* _RECORDS FOR PROCESSING_:

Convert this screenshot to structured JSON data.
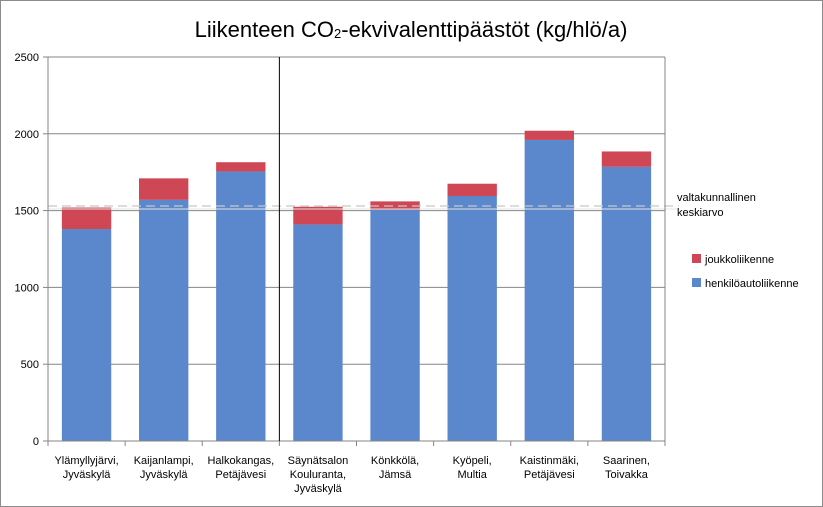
{
  "chart_data": {
    "type": "bar",
    "stacked": true,
    "title": {
      "prefix": "Liikenteen CO",
      "subscript": "2",
      "suffix": "-ekvivalenttipäästöt (kg/hlö/a)"
    },
    "categories": [
      [
        "Ylämyllyjärvi,",
        "Jyväskylä"
      ],
      [
        "Kaijanlampi,",
        "Jyväskylä"
      ],
      [
        "Halkokangas,",
        "Petäjävesi"
      ],
      [
        "Säynätsalon",
        "Kouluranta,",
        "Jyväskylä"
      ],
      [
        "Könkkölä,",
        "Jämsä"
      ],
      [
        "Kyöpeli,",
        "Multia"
      ],
      [
        "Kaistinmäki,",
        "Petäjävesi"
      ],
      [
        "Saarinen,",
        "Toivakka"
      ]
    ],
    "series": [
      {
        "name": "henkilöautoliikenne",
        "color": "#5b87cc",
        "values": [
          1380,
          1570,
          1755,
          1410,
          1505,
          1595,
          1960,
          1785
        ]
      },
      {
        "name": "joukkoliikenne",
        "color": "#cf4655",
        "values": [
          140,
          140,
          60,
          115,
          55,
          80,
          60,
          100
        ]
      }
    ],
    "ylim": [
      0,
      2500
    ],
    "yticks": [
      0,
      500,
      1000,
      1500,
      2000,
      2500
    ],
    "grid": true,
    "separator_after_category": 2,
    "reference_line": {
      "value": 1530,
      "label": [
        "valtakunnallinen",
        "keskiarvo"
      ],
      "color": "#c8c8c8"
    },
    "legend_position": "right"
  }
}
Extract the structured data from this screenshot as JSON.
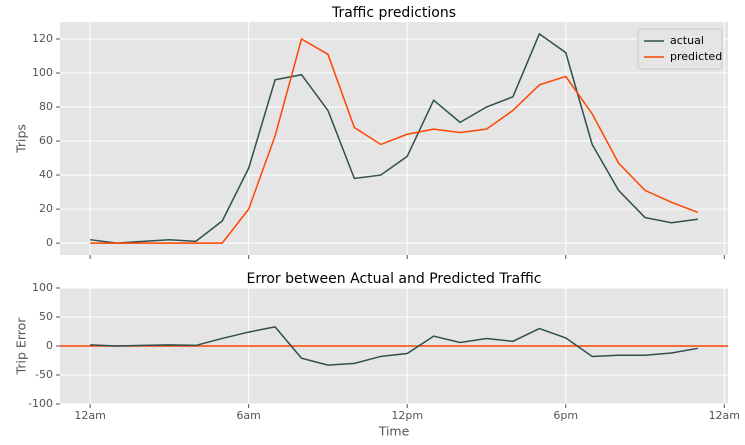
{
  "chart_data": [
    {
      "type": "line",
      "title": "Traffic predictions",
      "ylabel": "Trips",
      "x": [
        0,
        1,
        2,
        3,
        4,
        5,
        6,
        7,
        8,
        9,
        10,
        11,
        12,
        13,
        14,
        15,
        16,
        17,
        18,
        19,
        20,
        21,
        22,
        23
      ],
      "series": [
        {
          "name": "actual",
          "color": "#2f4f4f",
          "values": [
            2,
            0,
            1,
            2,
            1,
            13,
            44,
            96,
            99,
            78,
            38,
            40,
            51,
            84,
            71,
            80,
            86,
            123,
            112,
            58,
            31,
            15,
            12,
            14
          ]
        },
        {
          "name": "predicted",
          "color": "#ff4500",
          "values": [
            0,
            0,
            0,
            0,
            0,
            0,
            20,
            63,
            120,
            111,
            68,
            58,
            64,
            67,
            65,
            67,
            78,
            93,
            98,
            76,
            47,
            31,
            24,
            18
          ]
        }
      ],
      "xlim": [
        -1.14,
        24.14
      ],
      "xticks": [
        0,
        6,
        12,
        18,
        24
      ],
      "ylim": [
        -7,
        130
      ],
      "yticks": [
        0,
        20,
        40,
        60,
        80,
        100,
        120
      ],
      "grid": true,
      "legend": "upper right"
    },
    {
      "type": "line",
      "title": "Error between Actual and Predicted Traffic",
      "xlabel": "Time",
      "ylabel": "Trip Error",
      "x": [
        0,
        1,
        2,
        3,
        4,
        5,
        6,
        7,
        8,
        9,
        10,
        11,
        12,
        13,
        14,
        15,
        16,
        17,
        18,
        19,
        20,
        21,
        22,
        23
      ],
      "series": [
        {
          "color": "#2f4f4f",
          "values": [
            2,
            0,
            1,
            2,
            1,
            13,
            24,
            33,
            -21,
            -33,
            -30,
            -18,
            -13,
            17,
            6,
            13,
            8,
            30,
            14,
            -18,
            -16,
            -16,
            -12,
            -4
          ]
        }
      ],
      "hline": {
        "value": 0,
        "color": "#ff4500"
      },
      "xlim": [
        -1.14,
        24.14
      ],
      "xticks": [
        {
          "value": 0,
          "label": "12am"
        },
        {
          "value": 6,
          "label": "6am"
        },
        {
          "value": 12,
          "label": "12pm"
        },
        {
          "value": 18,
          "label": "6pm"
        },
        {
          "value": 24,
          "label": "12am"
        }
      ],
      "ylim": [
        -100,
        100
      ],
      "yticks": [
        -100,
        -50,
        0,
        50,
        100
      ],
      "grid": true
    }
  ]
}
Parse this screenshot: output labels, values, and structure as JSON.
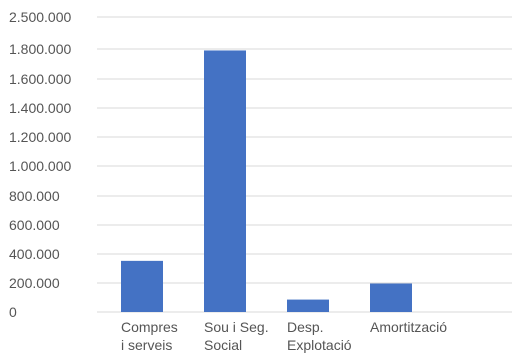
{
  "chart_data": {
    "type": "bar",
    "title": "",
    "xlabel": "",
    "ylabel": "",
    "categories": [
      [
        "Compres",
        "i serveis"
      ],
      [
        "Sou i Seg.",
        "Social"
      ],
      [
        "Desp.",
        "Explotació"
      ],
      [
        "Amortització"
      ]
    ],
    "values": [
      350000,
      1790000,
      85000,
      195000
    ],
    "ylim": [
      0,
      2500000
    ],
    "yticks": [
      0,
      200000,
      400000,
      600000,
      800000,
      1000000,
      1200000,
      1400000,
      1600000,
      1800000,
      2500000
    ],
    "ytick_labels": [
      "0",
      "200.000",
      "400.000",
      "600.000",
      "800.000",
      "1.000.000",
      "1.200.000",
      "1.400.000",
      "1.600.000",
      "1.800.000",
      "2.500.000"
    ],
    "grid": true,
    "legend": "none",
    "colors": {
      "bar": "#4472C4",
      "grid": "#d9d9d9",
      "text": "#555555"
    }
  }
}
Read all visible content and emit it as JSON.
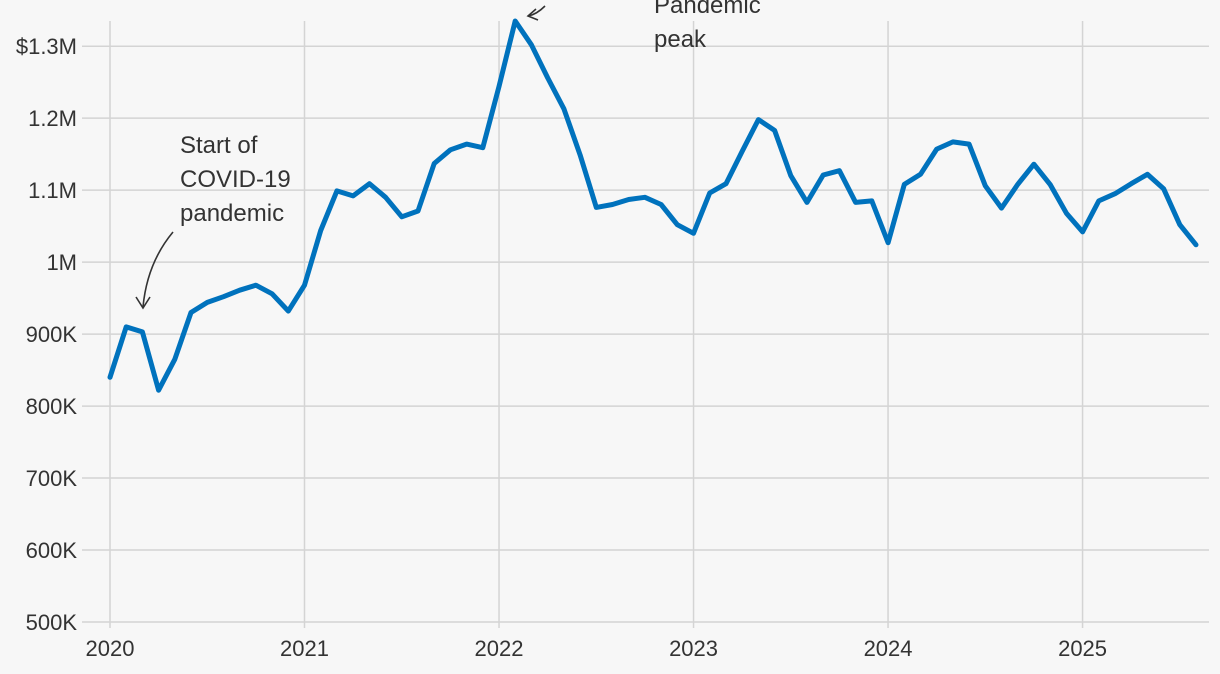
{
  "chart_data": {
    "type": "line",
    "title": "",
    "xlabel": "",
    "ylabel": "",
    "xlim": [
      2020.0,
      2025.65
    ],
    "ylim": [
      500000,
      1335000
    ],
    "grid": true,
    "legend": "none",
    "colors": {
      "line": "#0072bd",
      "grid": "#d4d4d4",
      "background": "#f7f7f7",
      "text": "#333333"
    },
    "x_ticks": [
      {
        "value": 2020,
        "label": "2020"
      },
      {
        "value": 2021,
        "label": "2021"
      },
      {
        "value": 2022,
        "label": "2022"
      },
      {
        "value": 2023,
        "label": "2023"
      },
      {
        "value": 2024,
        "label": "2024"
      },
      {
        "value": 2025,
        "label": "2025"
      }
    ],
    "y_ticks": [
      {
        "value": 500000,
        "label": "500K"
      },
      {
        "value": 600000,
        "label": "600K"
      },
      {
        "value": 700000,
        "label": "700K"
      },
      {
        "value": 800000,
        "label": "800K"
      },
      {
        "value": 900000,
        "label": "900K"
      },
      {
        "value": 1000000,
        "label": "1M"
      },
      {
        "value": 1100000,
        "label": "1.1M"
      },
      {
        "value": 1200000,
        "label": "1.2M"
      },
      {
        "value": 1300000,
        "label": "$1.3M"
      }
    ],
    "series": [
      {
        "x": [
          "2020-01",
          "2020-02",
          "2020-03",
          "2020-04",
          "2020-05",
          "2020-06",
          "2020-07",
          "2020-08",
          "2020-09",
          "2020-10",
          "2020-11",
          "2020-12",
          "2021-01",
          "2021-02",
          "2021-03",
          "2021-04",
          "2021-05",
          "2021-06",
          "2021-07",
          "2021-08",
          "2021-09",
          "2021-10",
          "2021-11",
          "2021-12",
          "2022-01",
          "2022-02",
          "2022-03",
          "2022-04",
          "2022-05",
          "2022-06",
          "2022-07",
          "2022-08",
          "2022-09",
          "2022-10",
          "2022-11",
          "2022-12",
          "2023-01",
          "2023-02",
          "2023-03",
          "2023-04",
          "2023-05",
          "2023-06",
          "2023-07",
          "2023-08",
          "2023-09",
          "2023-10",
          "2023-11",
          "2023-12",
          "2024-01",
          "2024-02",
          "2024-03",
          "2024-04",
          "2024-05",
          "2024-06",
          "2024-07",
          "2024-08",
          "2024-09",
          "2024-10",
          "2024-11",
          "2024-12",
          "2025-01",
          "2025-02",
          "2025-03",
          "2025-04",
          "2025-05",
          "2025-06",
          "2025-07",
          "2025-08",
          "2025-09"
        ],
        "values": [
          840000,
          910000,
          903000,
          822000,
          865000,
          930000,
          944000,
          952000,
          961000,
          968000,
          956000,
          932000,
          968000,
          1044000,
          1099000,
          1092000,
          1109000,
          1090000,
          1063000,
          1071000,
          1137000,
          1156000,
          1164000,
          1159000,
          1244000,
          1335000,
          1302000,
          1256000,
          1213000,
          1149000,
          1076000,
          1080000,
          1087000,
          1090000,
          1080000,
          1052000,
          1040000,
          1096000,
          1109000,
          1154000,
          1198000,
          1183000,
          1120000,
          1083000,
          1121000,
          1127000,
          1083000,
          1085000,
          1027000,
          1108000,
          1122000,
          1157000,
          1167000,
          1164000,
          1106000,
          1075000,
          1108000,
          1136000,
          1108000,
          1068000,
          1042000,
          1085000,
          1095000,
          1109000,
          1122000,
          1102000,
          1052000,
          1024000,
          null
        ]
      }
    ],
    "annotations": [
      {
        "lines": [
          "Start of",
          "COVID-19",
          "pandemic"
        ],
        "target": "2020-03"
      },
      {
        "lines": [
          "Pandemic",
          "peak"
        ],
        "target": "2022-02"
      }
    ]
  }
}
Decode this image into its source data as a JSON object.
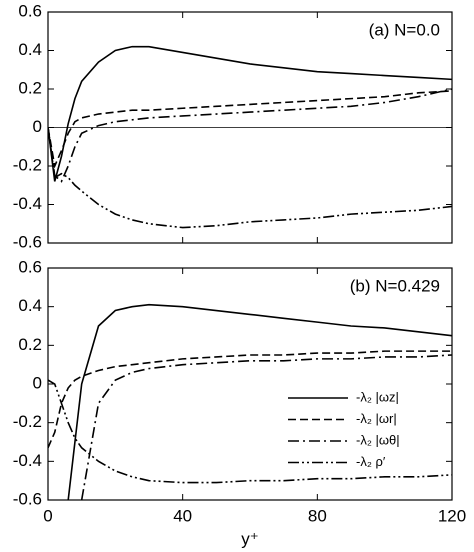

* _TASK INSTRUCTIONS_: Select every line in the records above that contains the word "Traffic".

* _SOLUTION TO THIS PROBLEM_:
      "title": "Traffic predictions",
      "title": "Error between Actual and Predicted Traffic",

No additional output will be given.